Stored entries:
◆ ◆ ◆ ◆ ◆
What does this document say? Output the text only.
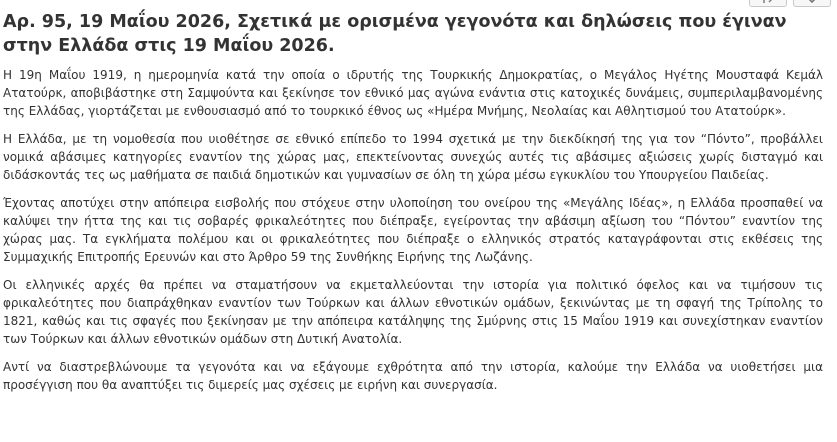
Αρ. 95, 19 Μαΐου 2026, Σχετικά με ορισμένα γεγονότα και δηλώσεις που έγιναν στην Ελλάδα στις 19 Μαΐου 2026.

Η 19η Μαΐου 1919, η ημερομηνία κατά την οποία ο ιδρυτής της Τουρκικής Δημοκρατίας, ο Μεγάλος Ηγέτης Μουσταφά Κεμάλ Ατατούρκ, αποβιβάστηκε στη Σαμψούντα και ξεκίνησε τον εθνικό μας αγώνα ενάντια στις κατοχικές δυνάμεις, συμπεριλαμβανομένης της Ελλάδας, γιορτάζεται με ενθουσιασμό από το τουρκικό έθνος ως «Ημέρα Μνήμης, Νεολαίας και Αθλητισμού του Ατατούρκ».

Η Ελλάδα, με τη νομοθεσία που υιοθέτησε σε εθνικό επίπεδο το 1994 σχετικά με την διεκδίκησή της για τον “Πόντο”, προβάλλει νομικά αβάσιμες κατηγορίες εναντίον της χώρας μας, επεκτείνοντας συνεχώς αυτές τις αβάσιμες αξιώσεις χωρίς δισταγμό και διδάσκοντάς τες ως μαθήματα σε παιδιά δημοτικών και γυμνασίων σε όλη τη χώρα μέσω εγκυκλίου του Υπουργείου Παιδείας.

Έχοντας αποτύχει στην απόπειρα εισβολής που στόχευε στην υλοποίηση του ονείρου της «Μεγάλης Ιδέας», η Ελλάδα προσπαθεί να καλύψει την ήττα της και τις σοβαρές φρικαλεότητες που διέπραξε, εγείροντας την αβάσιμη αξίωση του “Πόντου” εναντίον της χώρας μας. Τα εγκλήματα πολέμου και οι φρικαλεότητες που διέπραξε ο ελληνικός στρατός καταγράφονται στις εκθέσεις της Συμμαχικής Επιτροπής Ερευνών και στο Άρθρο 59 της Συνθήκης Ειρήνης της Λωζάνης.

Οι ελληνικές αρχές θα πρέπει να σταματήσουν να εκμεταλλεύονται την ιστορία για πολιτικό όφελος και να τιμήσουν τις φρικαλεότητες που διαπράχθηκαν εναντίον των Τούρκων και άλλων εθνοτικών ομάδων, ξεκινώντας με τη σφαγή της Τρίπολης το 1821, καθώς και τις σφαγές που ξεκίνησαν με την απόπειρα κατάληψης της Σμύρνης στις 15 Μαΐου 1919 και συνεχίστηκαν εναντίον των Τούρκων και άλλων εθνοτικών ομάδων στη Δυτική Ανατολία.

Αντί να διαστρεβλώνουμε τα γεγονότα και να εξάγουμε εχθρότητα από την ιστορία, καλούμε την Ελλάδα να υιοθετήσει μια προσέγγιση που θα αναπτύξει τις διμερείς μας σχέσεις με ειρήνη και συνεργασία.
◆ ◆ ◆ ◆ ◆
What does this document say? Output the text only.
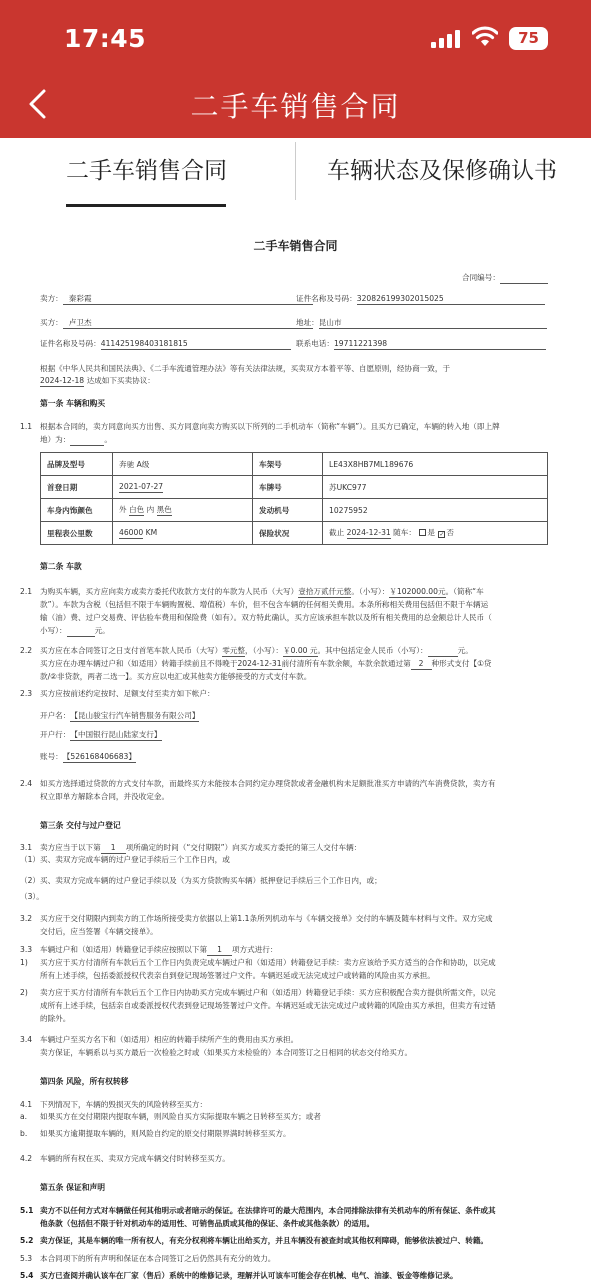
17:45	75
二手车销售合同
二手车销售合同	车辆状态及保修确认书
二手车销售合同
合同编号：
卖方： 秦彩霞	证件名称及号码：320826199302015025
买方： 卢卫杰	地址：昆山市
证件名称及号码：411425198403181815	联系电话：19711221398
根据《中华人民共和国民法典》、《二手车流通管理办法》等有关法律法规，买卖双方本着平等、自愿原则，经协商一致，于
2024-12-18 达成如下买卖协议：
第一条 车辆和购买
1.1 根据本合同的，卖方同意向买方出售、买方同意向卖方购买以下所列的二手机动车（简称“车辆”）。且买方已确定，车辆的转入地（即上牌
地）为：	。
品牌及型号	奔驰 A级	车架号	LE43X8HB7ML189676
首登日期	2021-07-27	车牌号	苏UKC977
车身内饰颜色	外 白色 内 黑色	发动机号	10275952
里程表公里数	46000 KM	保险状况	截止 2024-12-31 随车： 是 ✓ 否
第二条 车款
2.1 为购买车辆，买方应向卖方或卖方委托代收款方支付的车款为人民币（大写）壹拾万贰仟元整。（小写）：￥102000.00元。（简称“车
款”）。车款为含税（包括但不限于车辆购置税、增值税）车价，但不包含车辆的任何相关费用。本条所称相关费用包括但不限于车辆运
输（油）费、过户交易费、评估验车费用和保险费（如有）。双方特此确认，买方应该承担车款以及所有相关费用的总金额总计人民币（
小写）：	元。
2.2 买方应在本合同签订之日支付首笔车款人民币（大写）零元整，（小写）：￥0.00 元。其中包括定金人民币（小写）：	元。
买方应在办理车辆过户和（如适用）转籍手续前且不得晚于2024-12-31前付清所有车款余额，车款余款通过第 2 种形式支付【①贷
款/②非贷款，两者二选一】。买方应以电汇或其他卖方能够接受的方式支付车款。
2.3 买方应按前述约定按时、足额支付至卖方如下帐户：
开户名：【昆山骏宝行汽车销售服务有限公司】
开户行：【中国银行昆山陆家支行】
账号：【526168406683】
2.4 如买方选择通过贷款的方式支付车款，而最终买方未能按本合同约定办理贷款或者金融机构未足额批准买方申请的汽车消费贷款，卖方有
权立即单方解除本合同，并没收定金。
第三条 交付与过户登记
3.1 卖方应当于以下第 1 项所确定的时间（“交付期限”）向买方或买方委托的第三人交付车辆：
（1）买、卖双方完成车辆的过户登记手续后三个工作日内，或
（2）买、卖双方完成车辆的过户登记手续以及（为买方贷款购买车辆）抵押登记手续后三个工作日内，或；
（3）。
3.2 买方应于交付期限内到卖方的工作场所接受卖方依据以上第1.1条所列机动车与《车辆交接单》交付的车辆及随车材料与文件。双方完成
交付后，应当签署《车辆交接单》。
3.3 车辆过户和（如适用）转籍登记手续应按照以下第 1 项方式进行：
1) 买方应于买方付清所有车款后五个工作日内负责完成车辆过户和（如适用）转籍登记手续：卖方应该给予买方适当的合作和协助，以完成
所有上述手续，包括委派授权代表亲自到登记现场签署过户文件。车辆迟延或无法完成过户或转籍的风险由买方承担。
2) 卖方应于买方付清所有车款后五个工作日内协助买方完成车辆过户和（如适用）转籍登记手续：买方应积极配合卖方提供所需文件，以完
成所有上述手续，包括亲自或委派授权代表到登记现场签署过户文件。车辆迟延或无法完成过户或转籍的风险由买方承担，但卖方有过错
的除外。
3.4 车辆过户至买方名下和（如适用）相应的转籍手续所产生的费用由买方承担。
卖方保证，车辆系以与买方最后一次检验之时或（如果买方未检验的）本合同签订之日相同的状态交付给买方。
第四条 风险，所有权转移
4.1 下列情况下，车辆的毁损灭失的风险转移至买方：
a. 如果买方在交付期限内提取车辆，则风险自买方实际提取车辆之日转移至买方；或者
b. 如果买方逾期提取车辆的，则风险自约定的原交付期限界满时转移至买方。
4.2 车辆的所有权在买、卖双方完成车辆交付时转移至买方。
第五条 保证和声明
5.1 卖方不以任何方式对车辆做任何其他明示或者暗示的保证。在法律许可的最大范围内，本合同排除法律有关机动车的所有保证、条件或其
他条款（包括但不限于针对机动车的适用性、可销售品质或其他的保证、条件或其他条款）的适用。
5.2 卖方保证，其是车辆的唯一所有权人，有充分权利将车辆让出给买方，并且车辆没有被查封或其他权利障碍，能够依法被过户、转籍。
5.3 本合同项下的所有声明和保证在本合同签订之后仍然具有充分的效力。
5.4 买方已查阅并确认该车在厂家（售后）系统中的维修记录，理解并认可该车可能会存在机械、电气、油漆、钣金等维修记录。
◆ ◆ ◆ ◆ ◆
Copy every line in the records above that contains the word "卖方保证".

(Exercise output)
卖方保证，车辆系以与买方最后一次检验之时或（如果买方未检验的）本合同签订之日相同的状态交付给买方。
5.2 卖方保证，其是车辆的唯一所有权人，有充分权利将车辆让出给买方，并且车辆没有被查封或其他权利障碍，能够依法被过户、转籍。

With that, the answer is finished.